_Description of the task_:
Look for the string "качества" in every line, and copy each line that has it.

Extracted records
>> START
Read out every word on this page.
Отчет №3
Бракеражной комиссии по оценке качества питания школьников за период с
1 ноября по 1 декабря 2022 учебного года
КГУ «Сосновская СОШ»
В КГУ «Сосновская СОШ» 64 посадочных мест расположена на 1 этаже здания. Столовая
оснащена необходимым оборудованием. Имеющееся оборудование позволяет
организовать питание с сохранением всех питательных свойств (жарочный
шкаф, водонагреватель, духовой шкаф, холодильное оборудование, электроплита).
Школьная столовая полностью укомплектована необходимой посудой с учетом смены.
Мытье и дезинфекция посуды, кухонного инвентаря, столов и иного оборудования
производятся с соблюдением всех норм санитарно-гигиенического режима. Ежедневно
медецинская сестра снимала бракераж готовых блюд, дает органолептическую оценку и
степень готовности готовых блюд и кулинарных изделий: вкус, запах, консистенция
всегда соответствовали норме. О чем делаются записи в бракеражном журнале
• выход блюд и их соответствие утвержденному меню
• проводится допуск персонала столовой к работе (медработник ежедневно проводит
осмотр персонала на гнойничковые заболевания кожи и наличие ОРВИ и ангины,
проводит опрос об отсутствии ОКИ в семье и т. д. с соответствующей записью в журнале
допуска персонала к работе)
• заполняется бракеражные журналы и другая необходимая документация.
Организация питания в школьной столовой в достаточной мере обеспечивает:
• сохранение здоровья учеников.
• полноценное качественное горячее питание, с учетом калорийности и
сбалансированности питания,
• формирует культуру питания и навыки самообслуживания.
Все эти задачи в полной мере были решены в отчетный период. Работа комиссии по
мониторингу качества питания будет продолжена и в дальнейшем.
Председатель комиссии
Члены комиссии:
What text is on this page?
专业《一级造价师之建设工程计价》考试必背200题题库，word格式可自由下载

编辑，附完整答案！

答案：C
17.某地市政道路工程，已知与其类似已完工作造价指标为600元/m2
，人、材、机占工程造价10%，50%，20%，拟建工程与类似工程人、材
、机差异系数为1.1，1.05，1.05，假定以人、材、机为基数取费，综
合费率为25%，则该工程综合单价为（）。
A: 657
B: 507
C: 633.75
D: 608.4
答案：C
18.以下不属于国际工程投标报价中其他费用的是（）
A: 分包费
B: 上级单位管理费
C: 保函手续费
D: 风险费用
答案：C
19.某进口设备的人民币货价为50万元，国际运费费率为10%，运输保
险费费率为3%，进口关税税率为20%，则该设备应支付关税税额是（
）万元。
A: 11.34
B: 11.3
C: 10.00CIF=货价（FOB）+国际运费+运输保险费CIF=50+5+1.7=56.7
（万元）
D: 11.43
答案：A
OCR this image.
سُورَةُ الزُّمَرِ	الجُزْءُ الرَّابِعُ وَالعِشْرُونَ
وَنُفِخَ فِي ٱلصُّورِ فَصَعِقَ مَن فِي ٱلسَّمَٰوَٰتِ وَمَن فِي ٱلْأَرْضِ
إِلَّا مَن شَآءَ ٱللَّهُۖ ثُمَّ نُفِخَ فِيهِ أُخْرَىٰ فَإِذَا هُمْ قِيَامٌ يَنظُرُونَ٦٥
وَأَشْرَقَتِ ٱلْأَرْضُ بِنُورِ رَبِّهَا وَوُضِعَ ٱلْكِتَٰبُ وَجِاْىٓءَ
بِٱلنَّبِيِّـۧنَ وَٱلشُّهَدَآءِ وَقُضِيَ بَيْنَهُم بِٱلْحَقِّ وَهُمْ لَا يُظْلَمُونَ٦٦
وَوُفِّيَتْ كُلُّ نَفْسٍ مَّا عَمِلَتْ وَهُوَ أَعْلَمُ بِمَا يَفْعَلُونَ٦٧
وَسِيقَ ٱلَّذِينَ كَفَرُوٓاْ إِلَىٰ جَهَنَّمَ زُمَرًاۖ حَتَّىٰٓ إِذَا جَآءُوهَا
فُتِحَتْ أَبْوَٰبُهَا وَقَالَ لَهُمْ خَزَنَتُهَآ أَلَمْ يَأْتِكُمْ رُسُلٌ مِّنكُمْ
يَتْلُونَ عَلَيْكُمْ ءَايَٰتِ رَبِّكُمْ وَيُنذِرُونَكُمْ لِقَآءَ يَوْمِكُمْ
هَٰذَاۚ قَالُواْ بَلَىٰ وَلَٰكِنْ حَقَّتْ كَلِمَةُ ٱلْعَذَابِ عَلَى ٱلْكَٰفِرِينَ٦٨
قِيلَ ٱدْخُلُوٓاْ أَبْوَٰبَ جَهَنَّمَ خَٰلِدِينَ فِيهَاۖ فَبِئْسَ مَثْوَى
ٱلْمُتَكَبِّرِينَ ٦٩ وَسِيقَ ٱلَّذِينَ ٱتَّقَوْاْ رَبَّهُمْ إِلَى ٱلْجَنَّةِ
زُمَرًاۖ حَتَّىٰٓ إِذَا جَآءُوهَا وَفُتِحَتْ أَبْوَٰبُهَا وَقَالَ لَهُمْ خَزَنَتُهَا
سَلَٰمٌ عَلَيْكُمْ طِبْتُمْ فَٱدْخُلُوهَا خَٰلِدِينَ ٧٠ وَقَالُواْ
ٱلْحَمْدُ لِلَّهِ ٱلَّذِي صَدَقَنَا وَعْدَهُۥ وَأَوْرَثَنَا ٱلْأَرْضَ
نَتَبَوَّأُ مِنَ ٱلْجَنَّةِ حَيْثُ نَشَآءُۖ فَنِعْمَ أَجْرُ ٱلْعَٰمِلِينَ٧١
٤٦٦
>> END
_Correct response_:
Бракеражной комиссии по оценке качества питания школьников за период с
мониторингу качества питания будет продолжена и в дальнейшем.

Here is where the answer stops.